Exercise aim:
Please return the full listing below without altering anything.
— Start Provided data —
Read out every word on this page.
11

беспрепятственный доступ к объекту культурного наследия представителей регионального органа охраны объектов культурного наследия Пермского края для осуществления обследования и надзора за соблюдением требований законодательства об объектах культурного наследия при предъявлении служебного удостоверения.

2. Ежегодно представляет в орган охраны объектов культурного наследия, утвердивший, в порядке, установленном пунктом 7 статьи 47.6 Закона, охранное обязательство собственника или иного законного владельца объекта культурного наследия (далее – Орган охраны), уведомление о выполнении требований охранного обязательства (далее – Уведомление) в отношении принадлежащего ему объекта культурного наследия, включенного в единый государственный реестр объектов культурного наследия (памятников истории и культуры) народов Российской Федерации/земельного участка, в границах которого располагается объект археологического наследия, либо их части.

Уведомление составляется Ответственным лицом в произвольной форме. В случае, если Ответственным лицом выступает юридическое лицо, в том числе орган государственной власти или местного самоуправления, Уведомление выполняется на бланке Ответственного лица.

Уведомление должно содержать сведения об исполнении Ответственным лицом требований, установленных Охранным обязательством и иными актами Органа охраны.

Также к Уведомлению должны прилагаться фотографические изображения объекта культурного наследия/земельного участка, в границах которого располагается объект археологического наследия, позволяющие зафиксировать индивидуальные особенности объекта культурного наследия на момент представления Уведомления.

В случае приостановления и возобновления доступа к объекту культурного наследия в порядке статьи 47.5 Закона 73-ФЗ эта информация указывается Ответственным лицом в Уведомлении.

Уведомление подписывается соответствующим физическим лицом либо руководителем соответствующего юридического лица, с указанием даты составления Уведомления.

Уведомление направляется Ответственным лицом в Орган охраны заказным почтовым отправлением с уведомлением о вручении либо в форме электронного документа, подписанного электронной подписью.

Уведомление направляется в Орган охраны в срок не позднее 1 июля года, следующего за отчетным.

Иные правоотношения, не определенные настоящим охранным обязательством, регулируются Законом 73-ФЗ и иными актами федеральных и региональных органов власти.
— End Provided data —
Expected answer:
Read out every word on this page.
11

беспрепятственный доступ к объекту культурного наследия представителей регионального органа охраны объектов культурного наследия Пермского края для осуществления обследования и надзора за соблюдением требований законодательства об объектах культурного наследия при предъявлении служебного удостоверения.

2. Ежегодно представляет в орган охраны объектов культурного наследия, утвердивший, в порядке, установленном пунктом 7 статьи 47.6 Закона, охранное обязательство собственника или иного законного владельца объекта культурного наследия (далее – Орган охраны), уведомление о выполнении требований охранного обязательства (далее – Уведомление) в отношении принадлежащего ему объекта культурного наследия, включенного в единый государственный реестр объектов культурного наследия (памятников истории и культуры) народов Российской Федерации/земельного участка, в границах которого располагается объект археологического наследия, либо их части.

Уведомление составляется Ответственным лицом в произвольной форме. В случае, если Ответственным лицом выступает юридическое лицо, в том числе орган государственной власти или местного самоуправления, Уведомление выполняется на бланке Ответственного лица.

Уведомление должно содержать сведения об исполнении Ответственным лицом требований, установленных Охранным обязательством и иными актами Органа охраны.

Также к Уведомлению должны прилагаться фотографические изображения объекта культурного наследия/земельного участка, в границах которого располагается объект археологического наследия, позволяющие зафиксировать индивидуальные особенности объекта культурного наследия на момент представления Уведомления.

В случае приостановления и возобновления доступа к объекту культурного наследия в порядке статьи 47.5 Закона 73-ФЗ эта информация указывается Ответственным лицом в Уведомлении.

Уведомление подписывается соответствующим физическим лицом либо руководителем соответствующего юридического лица, с указанием даты составления Уведомления.

Уведомление направляется Ответственным лицом в Орган охраны заказным почтовым отправлением с уведомлением о вручении либо в форме электронного документа, подписанного электронной подписью.

Уведомление направляется в Орган охраны в срок не позднее 1 июля года, следующего за отчетным.

Иные правоотношения, не определенные настоящим охранным обязательством, регулируются Законом 73-ФЗ и иными актами федеральных и региональных органов власти.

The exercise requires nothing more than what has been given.